Page excerpt →
<<<<

Inverse of composition - series with factorial

Question

If $$2y+1=\sum_{n=0}^{+\infty}\left(\frac{1}{1+\sqrt 5}\right)^n\frac{x^n}{n!},$$

find a sequence $\{a_n\}$ such that $x=\sum_{n=1}^{+\infty}a_ny^n$.

How can we derive a generating function for series that contain factorials?

We know that $\sum_{n=0}^{+\infty}\frac{x^n}{n!}=e^x$.

How to derive the generating function for $\sum_{n=0}^{+\infty}\left(\frac{1}{1+\sqrt 5}\right)^n\frac{x^n}{n!}$?

>>>>

Given instruction 1 → From the question about inverting a factorial series, output the stretch from "Inverse of composition" through "that contain factorials?".
Given instruction 2 → Pick up the question about inverting a factorial series after its last sentence and keep it going.

Page element annotations

<<<<

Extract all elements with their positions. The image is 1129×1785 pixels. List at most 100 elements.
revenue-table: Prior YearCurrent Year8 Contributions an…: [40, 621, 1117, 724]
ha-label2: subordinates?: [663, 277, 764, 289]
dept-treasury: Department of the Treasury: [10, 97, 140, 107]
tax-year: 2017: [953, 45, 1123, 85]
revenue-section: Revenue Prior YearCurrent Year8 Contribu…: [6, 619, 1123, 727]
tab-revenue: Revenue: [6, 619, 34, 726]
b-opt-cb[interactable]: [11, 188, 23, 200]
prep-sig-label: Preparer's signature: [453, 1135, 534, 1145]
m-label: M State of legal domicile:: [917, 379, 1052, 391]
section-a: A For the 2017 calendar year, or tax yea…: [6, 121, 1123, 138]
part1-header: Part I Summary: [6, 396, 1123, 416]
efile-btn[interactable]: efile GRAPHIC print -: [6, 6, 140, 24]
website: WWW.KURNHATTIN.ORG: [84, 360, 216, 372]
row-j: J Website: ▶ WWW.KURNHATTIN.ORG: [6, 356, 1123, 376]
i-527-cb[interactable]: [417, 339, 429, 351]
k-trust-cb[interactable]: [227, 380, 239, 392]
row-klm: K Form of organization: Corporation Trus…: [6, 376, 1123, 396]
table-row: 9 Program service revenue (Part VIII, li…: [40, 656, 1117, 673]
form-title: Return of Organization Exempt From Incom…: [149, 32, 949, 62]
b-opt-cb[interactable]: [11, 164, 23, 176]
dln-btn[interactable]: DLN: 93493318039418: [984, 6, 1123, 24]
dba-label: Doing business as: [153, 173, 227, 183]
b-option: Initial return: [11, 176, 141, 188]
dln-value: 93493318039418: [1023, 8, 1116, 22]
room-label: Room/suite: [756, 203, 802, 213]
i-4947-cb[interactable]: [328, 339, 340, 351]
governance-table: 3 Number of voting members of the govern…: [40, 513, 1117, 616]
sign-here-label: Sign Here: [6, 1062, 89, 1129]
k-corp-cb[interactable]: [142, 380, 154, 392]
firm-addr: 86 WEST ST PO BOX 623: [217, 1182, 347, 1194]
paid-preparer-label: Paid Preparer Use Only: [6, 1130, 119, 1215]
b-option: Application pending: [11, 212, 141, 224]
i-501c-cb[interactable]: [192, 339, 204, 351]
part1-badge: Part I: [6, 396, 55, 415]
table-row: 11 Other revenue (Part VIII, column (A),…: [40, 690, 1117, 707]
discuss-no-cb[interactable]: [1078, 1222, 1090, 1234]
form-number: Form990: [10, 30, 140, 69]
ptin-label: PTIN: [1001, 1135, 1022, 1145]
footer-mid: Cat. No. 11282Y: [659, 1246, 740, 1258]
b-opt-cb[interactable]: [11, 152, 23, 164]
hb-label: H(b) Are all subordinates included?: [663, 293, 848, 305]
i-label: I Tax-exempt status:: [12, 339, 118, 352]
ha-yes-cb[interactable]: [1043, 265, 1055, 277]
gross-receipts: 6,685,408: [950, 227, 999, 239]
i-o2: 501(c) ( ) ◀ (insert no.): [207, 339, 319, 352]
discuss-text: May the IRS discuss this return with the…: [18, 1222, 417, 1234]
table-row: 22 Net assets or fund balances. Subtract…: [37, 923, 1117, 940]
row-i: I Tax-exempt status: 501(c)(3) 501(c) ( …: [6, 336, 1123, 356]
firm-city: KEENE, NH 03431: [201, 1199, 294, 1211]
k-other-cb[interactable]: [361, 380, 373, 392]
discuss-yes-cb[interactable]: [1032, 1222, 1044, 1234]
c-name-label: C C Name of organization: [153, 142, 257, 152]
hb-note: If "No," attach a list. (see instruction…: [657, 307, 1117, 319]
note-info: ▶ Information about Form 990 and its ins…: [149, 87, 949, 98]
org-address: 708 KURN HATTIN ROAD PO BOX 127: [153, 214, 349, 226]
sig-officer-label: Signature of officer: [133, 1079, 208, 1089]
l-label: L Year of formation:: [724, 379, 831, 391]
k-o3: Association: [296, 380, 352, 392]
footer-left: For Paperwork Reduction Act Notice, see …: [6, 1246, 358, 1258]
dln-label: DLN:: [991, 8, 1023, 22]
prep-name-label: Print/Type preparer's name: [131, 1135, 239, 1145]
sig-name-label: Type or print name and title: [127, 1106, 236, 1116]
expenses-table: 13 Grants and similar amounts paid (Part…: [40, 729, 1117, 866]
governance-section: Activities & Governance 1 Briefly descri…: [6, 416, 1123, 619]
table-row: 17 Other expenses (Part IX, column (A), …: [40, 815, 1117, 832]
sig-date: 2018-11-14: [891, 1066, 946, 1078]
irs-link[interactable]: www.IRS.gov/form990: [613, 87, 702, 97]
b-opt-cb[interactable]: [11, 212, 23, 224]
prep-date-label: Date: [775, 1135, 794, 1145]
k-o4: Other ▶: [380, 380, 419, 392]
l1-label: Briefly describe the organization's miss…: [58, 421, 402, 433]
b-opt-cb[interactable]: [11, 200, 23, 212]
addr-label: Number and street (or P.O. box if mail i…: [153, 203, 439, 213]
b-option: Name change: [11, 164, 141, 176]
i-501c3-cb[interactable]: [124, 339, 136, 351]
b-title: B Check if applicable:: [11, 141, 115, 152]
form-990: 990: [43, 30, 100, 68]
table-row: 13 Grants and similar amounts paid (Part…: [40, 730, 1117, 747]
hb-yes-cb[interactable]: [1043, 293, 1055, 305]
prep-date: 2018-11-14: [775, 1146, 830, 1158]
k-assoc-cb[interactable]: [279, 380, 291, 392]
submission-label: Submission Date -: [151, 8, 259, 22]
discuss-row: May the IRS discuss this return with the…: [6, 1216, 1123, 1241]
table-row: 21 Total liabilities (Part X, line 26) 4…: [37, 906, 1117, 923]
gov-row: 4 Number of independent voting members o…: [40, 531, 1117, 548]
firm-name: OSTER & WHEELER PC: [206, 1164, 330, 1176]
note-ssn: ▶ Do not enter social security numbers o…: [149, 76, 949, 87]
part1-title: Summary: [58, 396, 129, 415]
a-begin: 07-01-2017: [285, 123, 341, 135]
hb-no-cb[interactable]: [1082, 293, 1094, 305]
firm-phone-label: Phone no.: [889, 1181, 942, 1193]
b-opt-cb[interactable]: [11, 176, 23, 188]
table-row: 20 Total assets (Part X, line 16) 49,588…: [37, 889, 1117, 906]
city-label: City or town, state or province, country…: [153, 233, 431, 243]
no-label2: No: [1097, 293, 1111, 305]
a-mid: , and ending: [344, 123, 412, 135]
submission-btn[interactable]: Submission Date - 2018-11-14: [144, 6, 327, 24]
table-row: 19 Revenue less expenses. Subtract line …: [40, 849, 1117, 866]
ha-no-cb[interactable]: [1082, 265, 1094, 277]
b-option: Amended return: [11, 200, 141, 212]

>>>>

Expected answer 1 →
Inverse of composition - series with factorial

Question

If $$2y+1=\sum_{n=0}^{+\infty}\left(\frac{1}{1+\sqrt 5}\right)^n\frac{x^n}{n!},$$

find a sequence $\{a_n\}$ such that $x=\sum_{n=1}^{+\infty}a_ny^n$.

How can we derive a generating function for series that contain factorials?

Expected answer 2 →
Answer 1

If $$ 2y+1=\exp\left(\frac{x}{1+\sqrt{5}}\right) \tag{1}$$ then $$ x = (1+\sqrt{5}) \log(1+2y) = (1+\sqrt{5})\sum_{n\geq 1}\frac{2^n (-1)^{n+1}}{n} y^n. \tag{5}$$ For more complex task, you may use Lagrange's inversion theorem.

Answer 2

Hints:

What you have is simply

$$2y+1=e^{\frac x{1+\sqrt5}}\implies x=(1+\sqrt5)\,\log(2y+1)$$

and now use some power series for the logarithm...